MATERIALS PROVIDED –

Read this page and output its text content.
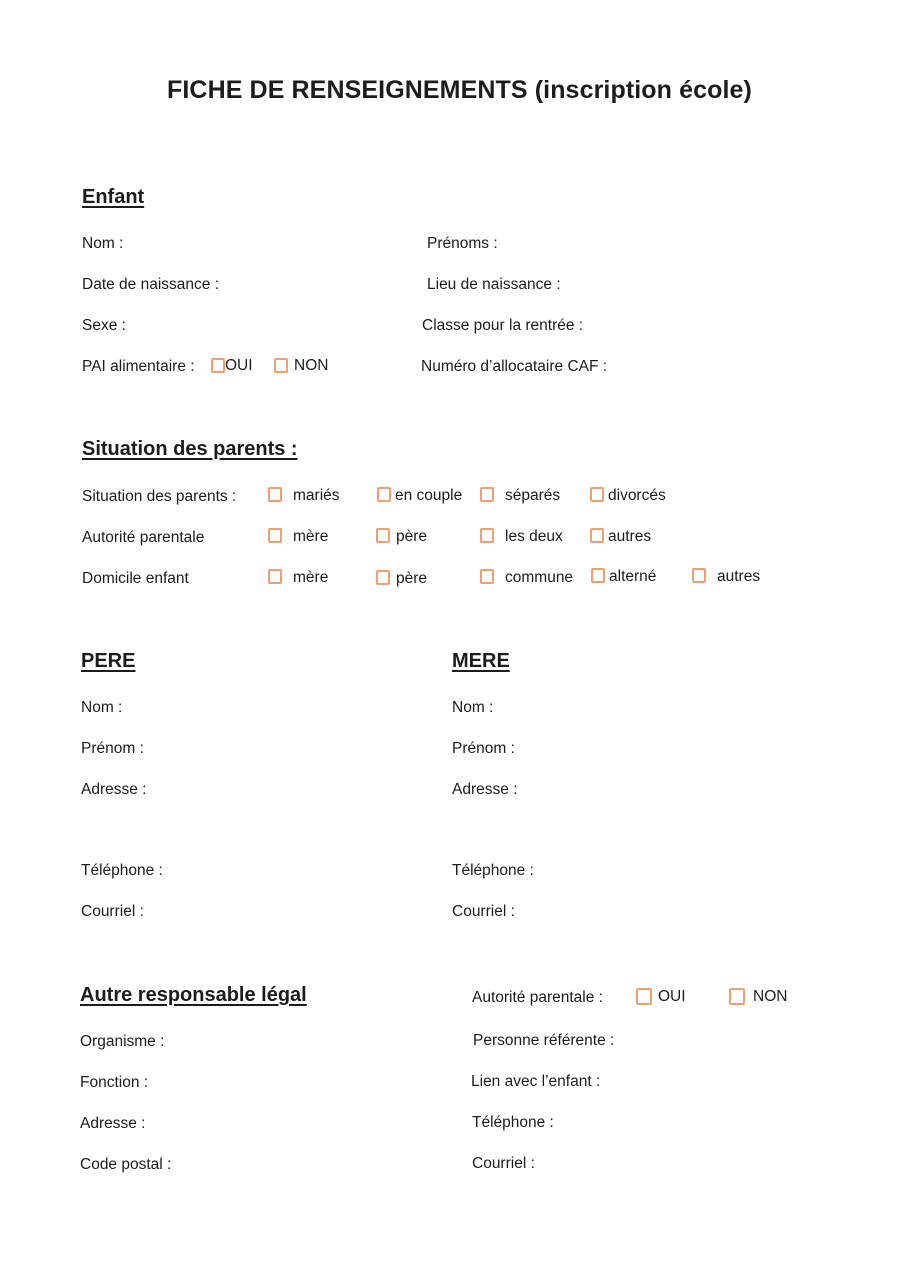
FICHE DE RENSEIGNEMENTS (inscription école)
Enfant
Nom :	Prénoms :
Date de naissance :	Lieu de naissance :
Sexe :	Classe pour la rentrée :
PAI alimentaire :	OUI	NON	Numéro d’allocataire CAF :
Situation des parents :
Situation des parents :	mariés	en couple	séparés	divorcés
Autorité parentale	mère	père	les deux	autres
Domicile enfant	mère	père	commune	alterné	autres
PERE
Nom :
Prénom :
Adresse :
Téléphone :
Courriel :
MERE
Nom :
Prénom :
Adresse :
Téléphone :
Courriel :
Autre responsable légal	Autorité parentale :	OUI	NON
Organisme :	Personne référente :
Fonction :	Lien avec l’enfant :
Adresse :	Téléphone :
Code postal :	Courriel :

TASK REQUIREMENTS –
Search the listing for the word "père". Copy every line in which it occurs.

WRITTEN SOLUTION –
Autorité parentale	mère	père	les deux	autres
Domicile enfant	mère	père	commune	alterné	autres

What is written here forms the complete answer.